_Work instructions_
Provide only the number of lines in the data below that contain the word "подпись".

_Material for this exercise_
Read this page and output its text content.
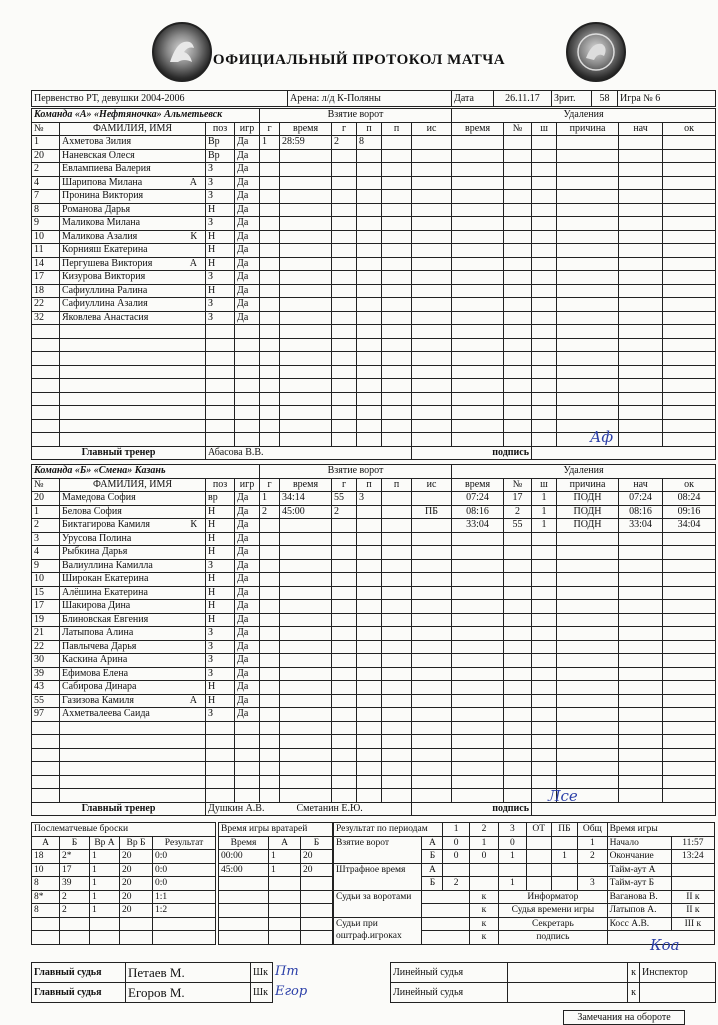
ОФИЦИАЛЬНЫЙ ПРОТОКОЛ МАТЧА
Первенство РТ, девушки 2004-2006	Арена: л/д К-Поляны	Дата	26.11.17	Зрит.	58	Игра № 6
Команда «А» «Нефтяночка» Альметьевск				Взятие ворот						Удаления					
№	ФАМИЛИЯ, ИМЯ	поз	игр	г	время	г	п	п	ис	время	№	ш	причина	нач	ок
1	Ахметова Зилия	Вр	Да	1	28:59	2	8								
20	Наневская Олеся	Вр	Да												
2	Евлампиева Валерия	З	Да												
4	Шарипова Милана А	З	Да												
7	Пронина Виктория	З	Да												
8	Романова Дарья	Н	Да												
9	Маликова Милана	З	Да												
10	Маликова Азалия К	Н	Да												
11	Корнияш Екатерина	Н	Да												
14	Пергушева Виктория А	Н	Да												
17	Кизурова Виктория	З	Да												
18	Сафиуллина Ралина	Н	Да												
22	Сафиуллина Азалия	З	Да												
32	Яковлева Анастасия	З	Да												

Главный тренер		Абасова В.В.							подпись						
Команда «Б» «Смена» Казань				Взятие ворот						Удаления					
№	ФАМИЛИЯ, ИМЯ	поз	игр	г	время	г	п	п	ис	время	№	ш	причина	нач	ок
20	Мамедова София	вр	Да	1	34:14	55	3			07:24	17	1	ПОДН	07:24	08:24
1	Белова София	Н	Да	2	45:00	2			ПБ	08:16	2	1	ПОДН	08:16	09:16
2	Биктагирова Камиля К	Н	Да							33:04	55	1	ПОДН	33:04	34:04
3	Урусова Полина	Н	Да												
4	Рыбкина Дарья	Н	Да												
9	Валиуллина Камилла	З	Да												
10	Широкан Екатерина	Н	Да												
15	Алёшина Екатерина	Н	Да												
17	Шакирова Дина	Н	Да												
19	Блиновская Евгения	Н	Да												
21	Латыпова Алина	З	Да												
22	Павлычева Дарья	З	Да												
30	Каскина Арина	З	Да												
39	Ефимова Елена	З	Да												
43	Сабирова Динара	Н	Да												
55	Газизова Камиля А	Н	Да												
97	Ахметвалеева Саида	З	Да												

Главный тренер		Душкин А.В. Сметанин Е.Ю.							подпись						
Аф
Лсе
Послематчевые броски				
А	Б	Вр А	Вр Б	Результат
18	2*	1	20	0:0
10	17	1	20	0:0
8	39	1	20	0:0
8*	2	1	20	1:1
8	2	1	20	1:2

Время игры вратарей		
Время	А	Б
00:00	1	20
45:00	1	20

Результат по периодам		1	2	3	ОТ	ПБ	Общ	Время игры	
Взятие ворот	А	0	1	0			1	Начало	11:57
	Б	0	0	1		1	2	Окончание	13:24
Штрафное время	А							Тайм-аут А	
	Б	2		1			3	Тайм-аут Б	
Судьи за воротами			к	Информатор				Ваганова В.	II к
			к	Судья времени игры				Латыпов А.	II к
Судьи при оштраф.игроках			к	Секретарь				Косс А.В.	III к
			к	подпись						Коа
Главный судья	Петаев М.	Шк	Пт	Линейный судья		к	Инспектор
Главный судья	Егоров М.	Шк	Егор	Линейный судья		к	
Замечания на обороте
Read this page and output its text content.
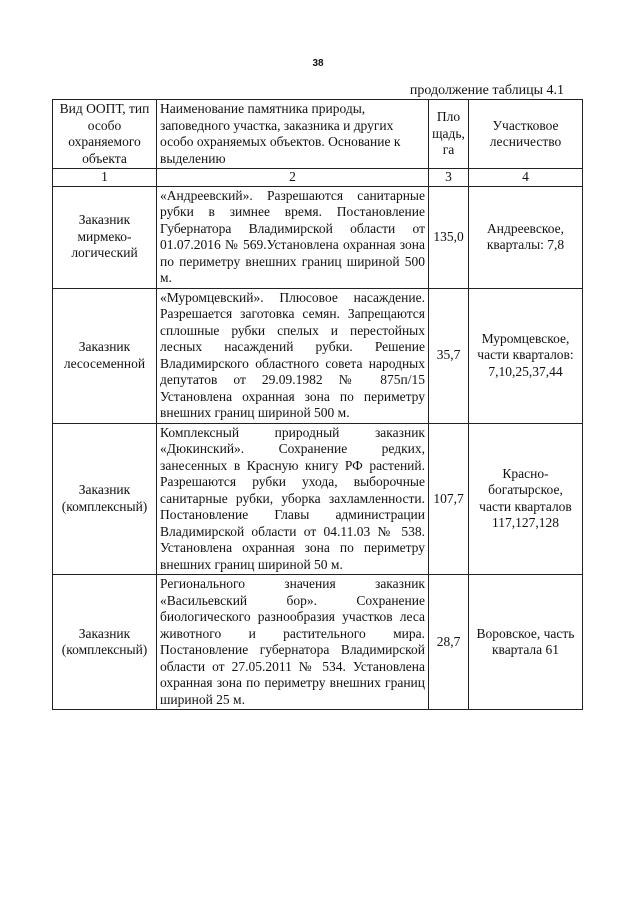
38
продолжение таблицы 4.1
Вид ООПТ, тип особо охраняемого объекта	Наименование памятника природы, заповедного участка, заказника и других особо охраняемых объектов. Основание к выделению	Пло щадь, га	Участковое лесничество
1	2	3	4
Заказник мирмеко-логический	«Андреевский». Разрешаются санитарные рубки в зимнее время. Постановление Губернатора Владимирской области от 01.07.2016 № 569.Установлена охранная зона по периметру внешних границ шириной 500 м.	135,0	Андреевское, кварталы: 7,8
Заказник лесосеменной	«Муромцевский». Плюсовое насаждение. Разрешается заготовка семян. Запрещаются сплошные рубки спелых и перестойных лесных насаждений рубки. Решение Владимирского областного совета народных депутатов от 29.09.1982 № 875п/15 Установлена охранная зона по периметру внешних границ шириной 500 м.	35,7	Муромцевское, части кварталов: 7,10,25,37,44
Заказник (комплексный)	Комплексный природный заказник «Дюкинский». Сохранение редких, занесенных в Красную книгу РФ растений. Разрешаются рубки ухода, выборочные санитарные рубки, уборка захламленности. Постановление Главы администрации Владимирской области от 04.11.03 № 538. Установлена охранная зона по периметру внешних границ шириной 50 м.	107,7	Красно-богатырское, части кварталов 117,127,128
Заказник (комплексный)	Регионального значения заказник «Васильевский бор». Сохранение биологического разнообразия участков леса животного и растительного мира. Постановление губернатора Владимирской области от 27.05.2011 № 534. Установлена охранная зона по периметру внешних границ шириной 25 м.	28,7	Воровское, часть квартала 61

_Solution to the problem_
3